EXERCISE REQUIREMENTS: Write the data out again in full, with no departure from the original.

Dataset items:
.....

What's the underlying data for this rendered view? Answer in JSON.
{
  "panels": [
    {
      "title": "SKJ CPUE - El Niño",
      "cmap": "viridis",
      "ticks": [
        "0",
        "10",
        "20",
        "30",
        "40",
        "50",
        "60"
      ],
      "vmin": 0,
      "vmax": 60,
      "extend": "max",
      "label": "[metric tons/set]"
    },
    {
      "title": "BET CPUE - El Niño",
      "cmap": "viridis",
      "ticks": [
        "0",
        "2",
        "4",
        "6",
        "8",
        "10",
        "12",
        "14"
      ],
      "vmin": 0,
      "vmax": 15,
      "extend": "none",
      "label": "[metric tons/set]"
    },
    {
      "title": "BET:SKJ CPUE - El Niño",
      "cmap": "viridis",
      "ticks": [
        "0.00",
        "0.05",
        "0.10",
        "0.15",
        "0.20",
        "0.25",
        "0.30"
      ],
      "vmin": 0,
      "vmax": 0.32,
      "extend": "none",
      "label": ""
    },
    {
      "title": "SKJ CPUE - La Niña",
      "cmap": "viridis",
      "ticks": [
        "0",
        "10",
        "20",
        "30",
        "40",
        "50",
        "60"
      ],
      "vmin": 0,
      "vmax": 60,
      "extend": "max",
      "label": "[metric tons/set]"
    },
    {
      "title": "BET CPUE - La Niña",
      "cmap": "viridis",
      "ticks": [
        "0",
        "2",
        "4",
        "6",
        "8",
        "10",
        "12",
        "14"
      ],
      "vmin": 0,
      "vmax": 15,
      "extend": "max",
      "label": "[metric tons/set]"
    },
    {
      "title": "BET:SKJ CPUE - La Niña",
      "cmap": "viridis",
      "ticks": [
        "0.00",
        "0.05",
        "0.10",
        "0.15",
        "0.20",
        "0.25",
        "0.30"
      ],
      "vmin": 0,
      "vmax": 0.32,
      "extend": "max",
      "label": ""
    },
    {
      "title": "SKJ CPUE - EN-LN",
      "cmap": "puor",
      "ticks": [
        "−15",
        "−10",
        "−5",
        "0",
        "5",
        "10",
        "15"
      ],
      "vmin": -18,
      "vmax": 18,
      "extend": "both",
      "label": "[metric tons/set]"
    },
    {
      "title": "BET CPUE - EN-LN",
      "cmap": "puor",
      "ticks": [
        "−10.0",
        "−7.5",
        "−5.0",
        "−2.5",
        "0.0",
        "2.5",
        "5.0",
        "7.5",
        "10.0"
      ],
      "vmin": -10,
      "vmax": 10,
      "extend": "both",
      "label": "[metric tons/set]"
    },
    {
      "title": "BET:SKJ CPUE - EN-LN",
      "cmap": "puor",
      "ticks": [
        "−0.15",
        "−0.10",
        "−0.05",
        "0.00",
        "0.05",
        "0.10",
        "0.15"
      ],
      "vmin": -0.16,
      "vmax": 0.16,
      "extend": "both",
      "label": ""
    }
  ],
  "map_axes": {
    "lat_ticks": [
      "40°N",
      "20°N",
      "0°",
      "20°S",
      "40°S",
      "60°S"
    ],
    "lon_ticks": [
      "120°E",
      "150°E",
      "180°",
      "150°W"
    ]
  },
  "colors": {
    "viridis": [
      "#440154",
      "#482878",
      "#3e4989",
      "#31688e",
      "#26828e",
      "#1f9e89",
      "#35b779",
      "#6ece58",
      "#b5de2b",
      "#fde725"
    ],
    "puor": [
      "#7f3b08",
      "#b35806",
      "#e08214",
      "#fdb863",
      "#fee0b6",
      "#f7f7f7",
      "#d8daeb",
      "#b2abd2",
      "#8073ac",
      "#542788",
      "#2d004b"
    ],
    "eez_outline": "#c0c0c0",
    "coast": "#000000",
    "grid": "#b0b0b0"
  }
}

.....

ANSWER TO THE TASK:
What's the underlying data for this rendered view? Answer in JSON.
{
  "panels": [
    {
      "title": "SKJ CPUE - El Niño",
      "cmap": "viridis",
      "ticks": [
        "0",
        "10",
        "20",
        "30",
        "40",
        "50",
        "60"
      ],
      "vmin": 0,
      "vmax": 60,
      "extend": "max",
      "label": "[metric tons/set]"
    },
    {
      "title": "BET CPUE - El Niño",
      "cmap": "viridis",
      "ticks": [
        "0",
        "2",
        "4",
        "6",
        "8",
        "10",
        "12",
        "14"
      ],
      "vmin": 0,
      "vmax": 15,
      "extend": "none",
      "label": "[metric tons/set]"
    },
    {
      "title": "BET:SKJ CPUE - El Niño",
      "cmap": "viridis",
      "ticks": [
        "0.00",
        "0.05",
        "0.10",
        "0.15",
        "0.20",
        "0.25",
        "0.30"
      ],
      "vmin": 0,
      "vmax": 0.32,
      "extend": "none",
      "label": ""
    },
    {
      "title": "SKJ CPUE - La Niña",
      "cmap": "viridis",
      "ticks": [
        "0",
        "10",
        "20",
        "30",
        "40",
        "50",
        "60"
      ],
      "vmin": 0,
      "vmax": 60,
      "extend": "max",
      "label": "[metric tons/set]"
    },
    {
      "title": "BET CPUE - La Niña",
      "cmap": "viridis",
      "ticks": [
        "0",
        "2",
        "4",
        "6",
        "8",
        "10",
        "12",
        "14"
      ],
      "vmin": 0,
      "vmax": 15,
      "extend": "max",
      "label": "[metric tons/set]"
    },
    {
      "title": "BET:SKJ CPUE - La Niña",
      "cmap": "viridis",
      "ticks": [
        "0.00",
        "0.05",
        "0.10",
        "0.15",
        "0.20",
        "0.25",
        "0.30"
      ],
      "vmin": 0,
      "vmax": 0.32,
      "extend": "max",
      "label": ""
    },
    {
      "title": "SKJ CPUE - EN-LN",
      "cmap": "puor",
      "ticks": [
        "−15",
        "−10",
        "−5",
        "0",
        "5",
        "10",
        "15"
      ],
      "vmin": -18,
      "vmax": 18,
      "extend": "both",
      "label": "[metric tons/set]"
    },
    {
      "title": "BET CPUE - EN-LN",
      "cmap": "puor",
      "ticks": [
        "−10.0",
        "−7.5",
        "−5.0",
        "−2.5",
        "0.0",
        "2.5",
        "5.0",
        "7.5",
        "10.0"
      ],
      "vmin": -10,
      "vmax": 10,
      "extend": "both",
      "label": "[metric tons/set]"
    },
    {
      "title": "BET:SKJ CPUE - EN-LN",
      "cmap": "puor",
      "ticks": [
        "−0.15",
        "−0.10",
        "−0.05",
        "0.00",
        "0.05",
        "0.10",
        "0.15"
      ],
      "vmin": -0.16,
      "vmax": 0.16,
      "extend": "both",
      "label": ""
    }
  ],
  "map_axes": {
    "lat_ticks": [
      "40°N",
      "20°N",
      "0°",
      "20°S",
      "40°S",
      "60°S"
    ],
    "lon_ticks": [
      "120°E",
      "150°E",
      "180°",
      "150°W"
    ]
  },
  "colors": {
    "viridis": [
      "#440154",
      "#482878",
      "#3e4989",
      "#31688e",
      "#26828e",
      "#1f9e89",
      "#35b779",
      "#6ece58",
      "#b5de2b",
      "#fde725"
    ],
    "puor": [
      "#7f3b08",
      "#b35806",
      "#e08214",
      "#fdb863",
      "#fee0b6",
      "#f7f7f7",
      "#d8daeb",
      "#b2abd2",
      "#8073ac",
      "#542788",
      "#2d004b"
    ],
    "eez_outline": "#c0c0c0",
    "coast": "#000000",
    "grid": "#b0b0b0"
  }
}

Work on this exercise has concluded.